> **SHORT TASK**
Below are the records; pull every line that includes "Labels".

> **DATASET CONTENT**
────────────────────────────────────────

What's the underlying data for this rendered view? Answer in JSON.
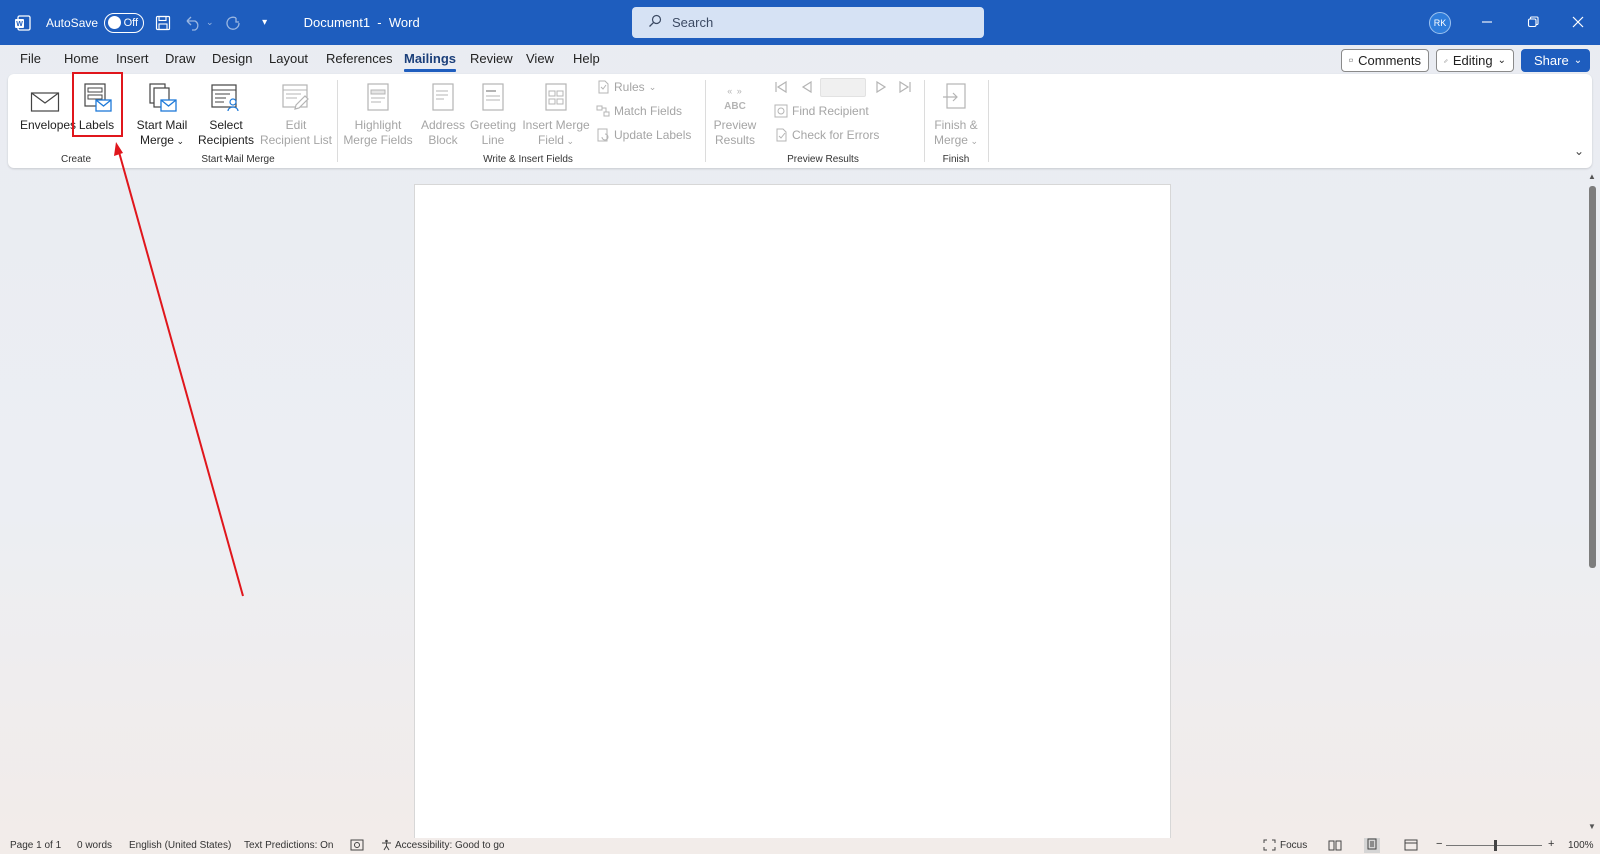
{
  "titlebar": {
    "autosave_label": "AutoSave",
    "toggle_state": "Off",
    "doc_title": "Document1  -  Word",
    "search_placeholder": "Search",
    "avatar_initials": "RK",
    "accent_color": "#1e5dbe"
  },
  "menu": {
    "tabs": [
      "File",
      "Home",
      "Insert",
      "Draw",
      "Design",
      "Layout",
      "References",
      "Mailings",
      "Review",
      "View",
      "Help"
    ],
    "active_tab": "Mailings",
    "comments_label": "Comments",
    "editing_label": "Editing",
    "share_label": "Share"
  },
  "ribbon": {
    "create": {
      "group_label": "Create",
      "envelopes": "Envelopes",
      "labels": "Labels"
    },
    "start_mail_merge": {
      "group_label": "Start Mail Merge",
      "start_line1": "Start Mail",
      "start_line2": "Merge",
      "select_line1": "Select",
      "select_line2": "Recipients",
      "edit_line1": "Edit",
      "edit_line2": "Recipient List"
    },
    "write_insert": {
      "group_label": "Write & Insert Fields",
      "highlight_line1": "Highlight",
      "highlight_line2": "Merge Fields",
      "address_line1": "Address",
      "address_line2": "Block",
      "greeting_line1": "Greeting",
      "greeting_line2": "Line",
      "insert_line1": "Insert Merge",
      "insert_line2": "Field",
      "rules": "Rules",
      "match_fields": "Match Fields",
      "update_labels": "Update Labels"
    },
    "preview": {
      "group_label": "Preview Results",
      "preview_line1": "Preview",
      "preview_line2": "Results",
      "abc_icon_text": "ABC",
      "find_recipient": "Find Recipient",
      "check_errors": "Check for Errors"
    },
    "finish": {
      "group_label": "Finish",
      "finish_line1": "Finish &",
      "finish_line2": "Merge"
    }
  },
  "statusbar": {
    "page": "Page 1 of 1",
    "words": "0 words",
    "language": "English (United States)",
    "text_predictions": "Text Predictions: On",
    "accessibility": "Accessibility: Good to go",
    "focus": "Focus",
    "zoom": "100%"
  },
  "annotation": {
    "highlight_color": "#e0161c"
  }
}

────────────────────────────────────────

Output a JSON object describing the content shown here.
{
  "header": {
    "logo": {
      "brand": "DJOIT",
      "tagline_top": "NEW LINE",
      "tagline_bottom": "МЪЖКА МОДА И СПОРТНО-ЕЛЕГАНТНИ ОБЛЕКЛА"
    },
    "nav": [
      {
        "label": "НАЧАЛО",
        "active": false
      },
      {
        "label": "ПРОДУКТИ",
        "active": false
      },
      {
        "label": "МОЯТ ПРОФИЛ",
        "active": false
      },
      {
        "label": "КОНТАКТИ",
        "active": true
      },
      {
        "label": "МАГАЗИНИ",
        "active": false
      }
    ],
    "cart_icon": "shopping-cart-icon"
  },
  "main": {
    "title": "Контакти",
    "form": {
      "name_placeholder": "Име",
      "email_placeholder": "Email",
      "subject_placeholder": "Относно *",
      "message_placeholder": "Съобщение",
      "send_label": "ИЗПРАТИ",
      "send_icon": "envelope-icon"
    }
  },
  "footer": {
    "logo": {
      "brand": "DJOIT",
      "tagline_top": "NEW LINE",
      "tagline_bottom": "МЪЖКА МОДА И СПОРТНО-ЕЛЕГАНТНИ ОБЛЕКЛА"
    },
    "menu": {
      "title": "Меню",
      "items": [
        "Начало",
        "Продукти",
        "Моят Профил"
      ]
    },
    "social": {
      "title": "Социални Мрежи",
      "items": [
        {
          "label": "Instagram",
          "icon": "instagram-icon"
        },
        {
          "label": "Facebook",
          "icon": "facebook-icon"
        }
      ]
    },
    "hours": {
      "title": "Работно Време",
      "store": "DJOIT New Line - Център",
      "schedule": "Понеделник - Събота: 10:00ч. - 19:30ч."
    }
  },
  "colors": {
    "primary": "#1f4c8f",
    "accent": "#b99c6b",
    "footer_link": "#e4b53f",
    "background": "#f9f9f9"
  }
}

────────────────────────────────────────

> **ANSWER TO THE EXERCISE**
      "labels": "Labels"
      "update_labels": "Update Labels"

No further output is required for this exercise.